From the entries below, gather every line containing the string "claps".

%%

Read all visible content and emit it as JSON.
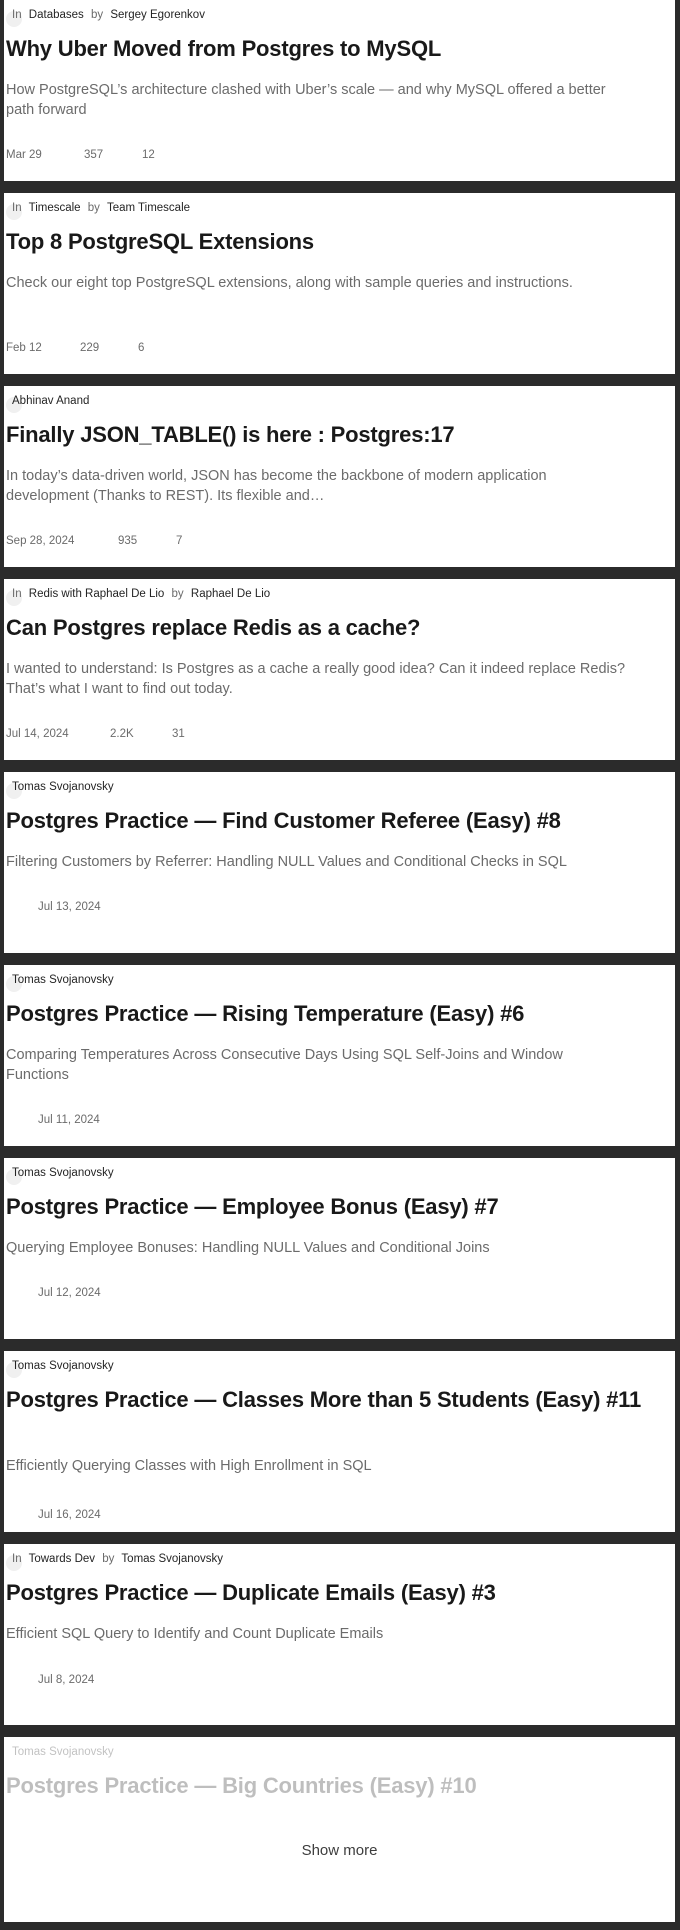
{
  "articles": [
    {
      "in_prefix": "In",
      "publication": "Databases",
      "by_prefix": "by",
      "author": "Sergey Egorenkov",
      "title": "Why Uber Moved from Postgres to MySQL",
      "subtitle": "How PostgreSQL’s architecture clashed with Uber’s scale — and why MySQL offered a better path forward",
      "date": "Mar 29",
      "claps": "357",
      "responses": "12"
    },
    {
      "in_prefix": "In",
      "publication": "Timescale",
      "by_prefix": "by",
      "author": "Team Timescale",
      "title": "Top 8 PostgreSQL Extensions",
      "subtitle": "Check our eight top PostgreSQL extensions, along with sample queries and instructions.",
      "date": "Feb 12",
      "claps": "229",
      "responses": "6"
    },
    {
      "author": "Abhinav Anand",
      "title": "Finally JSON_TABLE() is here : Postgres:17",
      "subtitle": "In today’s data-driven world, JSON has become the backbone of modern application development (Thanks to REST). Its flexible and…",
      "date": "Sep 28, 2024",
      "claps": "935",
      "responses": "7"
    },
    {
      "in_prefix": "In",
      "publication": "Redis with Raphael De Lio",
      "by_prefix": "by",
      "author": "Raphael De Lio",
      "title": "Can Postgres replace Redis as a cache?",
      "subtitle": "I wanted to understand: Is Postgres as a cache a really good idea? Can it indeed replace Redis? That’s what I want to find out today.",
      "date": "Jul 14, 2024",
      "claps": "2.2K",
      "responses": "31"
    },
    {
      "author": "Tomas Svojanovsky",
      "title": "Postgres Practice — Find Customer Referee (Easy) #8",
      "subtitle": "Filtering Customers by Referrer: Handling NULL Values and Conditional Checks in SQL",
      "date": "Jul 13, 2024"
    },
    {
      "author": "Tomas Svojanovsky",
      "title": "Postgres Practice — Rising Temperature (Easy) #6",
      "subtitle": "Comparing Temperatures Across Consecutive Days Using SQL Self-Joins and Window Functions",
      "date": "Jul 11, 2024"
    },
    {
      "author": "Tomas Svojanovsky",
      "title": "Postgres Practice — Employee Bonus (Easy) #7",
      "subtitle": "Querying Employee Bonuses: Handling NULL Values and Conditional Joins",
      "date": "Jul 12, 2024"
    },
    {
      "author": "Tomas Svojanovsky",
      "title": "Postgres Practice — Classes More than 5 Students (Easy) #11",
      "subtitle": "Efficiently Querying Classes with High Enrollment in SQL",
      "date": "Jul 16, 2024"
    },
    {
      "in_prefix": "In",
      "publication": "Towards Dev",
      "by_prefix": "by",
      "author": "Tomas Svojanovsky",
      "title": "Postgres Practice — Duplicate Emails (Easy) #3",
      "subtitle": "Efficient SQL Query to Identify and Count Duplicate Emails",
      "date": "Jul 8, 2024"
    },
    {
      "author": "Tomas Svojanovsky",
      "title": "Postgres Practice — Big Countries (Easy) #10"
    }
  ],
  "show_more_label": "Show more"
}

%%
%%

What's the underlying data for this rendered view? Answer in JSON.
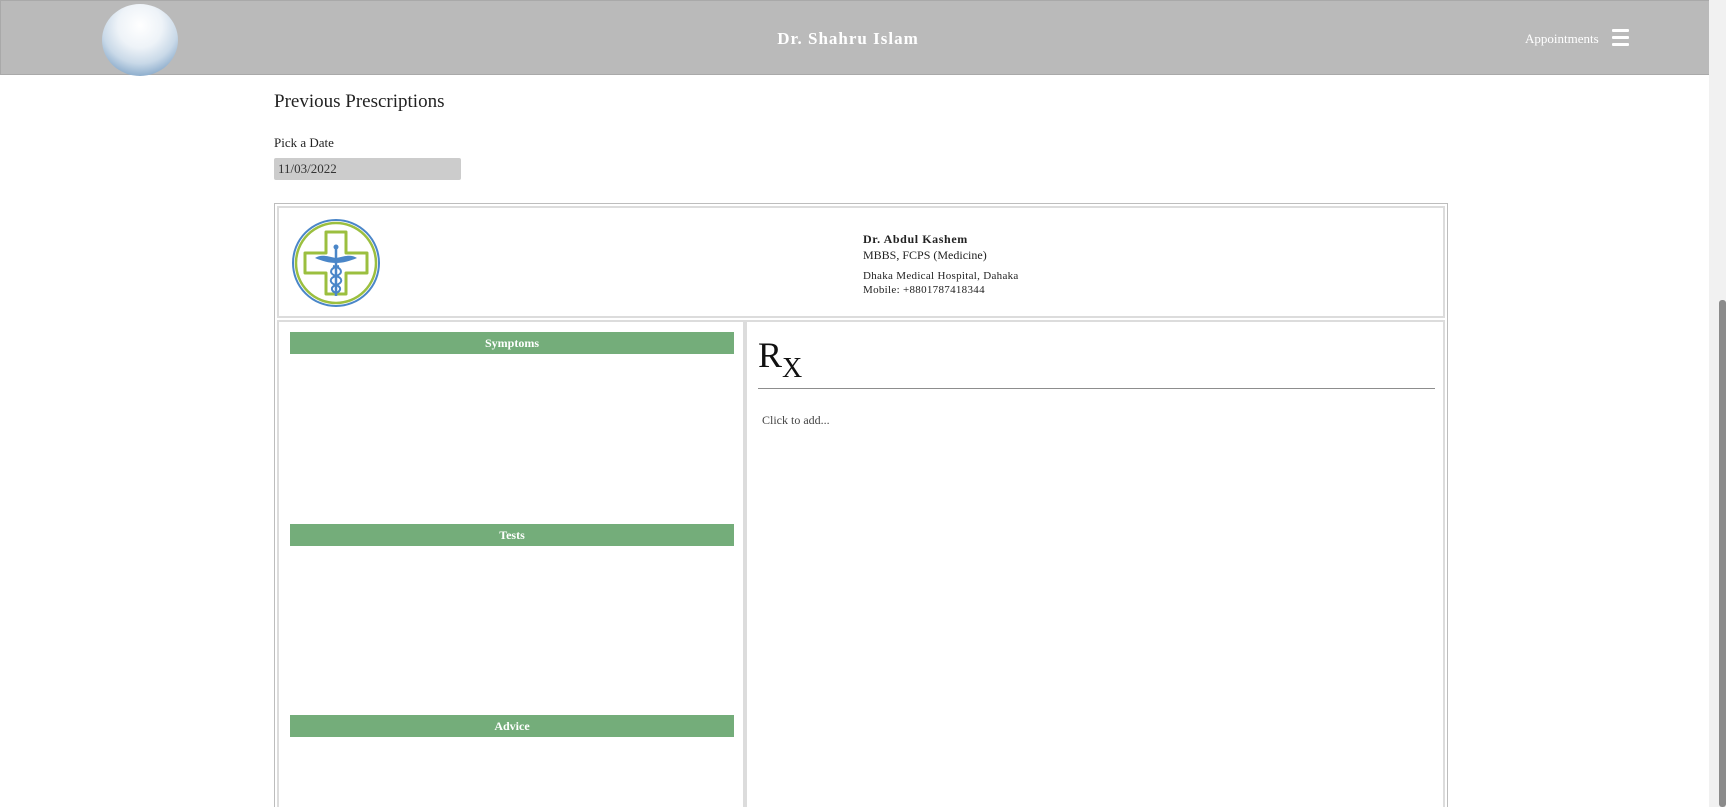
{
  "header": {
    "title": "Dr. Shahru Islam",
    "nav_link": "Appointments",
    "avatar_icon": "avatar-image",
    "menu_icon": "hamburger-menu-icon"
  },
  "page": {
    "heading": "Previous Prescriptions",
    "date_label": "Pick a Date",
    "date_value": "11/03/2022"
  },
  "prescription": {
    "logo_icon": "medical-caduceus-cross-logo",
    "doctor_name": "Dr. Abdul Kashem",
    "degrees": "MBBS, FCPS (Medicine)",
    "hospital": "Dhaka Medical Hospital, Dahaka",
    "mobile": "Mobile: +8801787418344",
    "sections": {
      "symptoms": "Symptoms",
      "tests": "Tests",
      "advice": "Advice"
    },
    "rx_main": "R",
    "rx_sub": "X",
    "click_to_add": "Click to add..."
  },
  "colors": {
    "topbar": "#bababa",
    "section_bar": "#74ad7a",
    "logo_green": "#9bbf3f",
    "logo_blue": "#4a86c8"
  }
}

%%

The solution
      "claps": "357",
      "claps": "229",
      "claps": "935",
      "claps": "2.2K",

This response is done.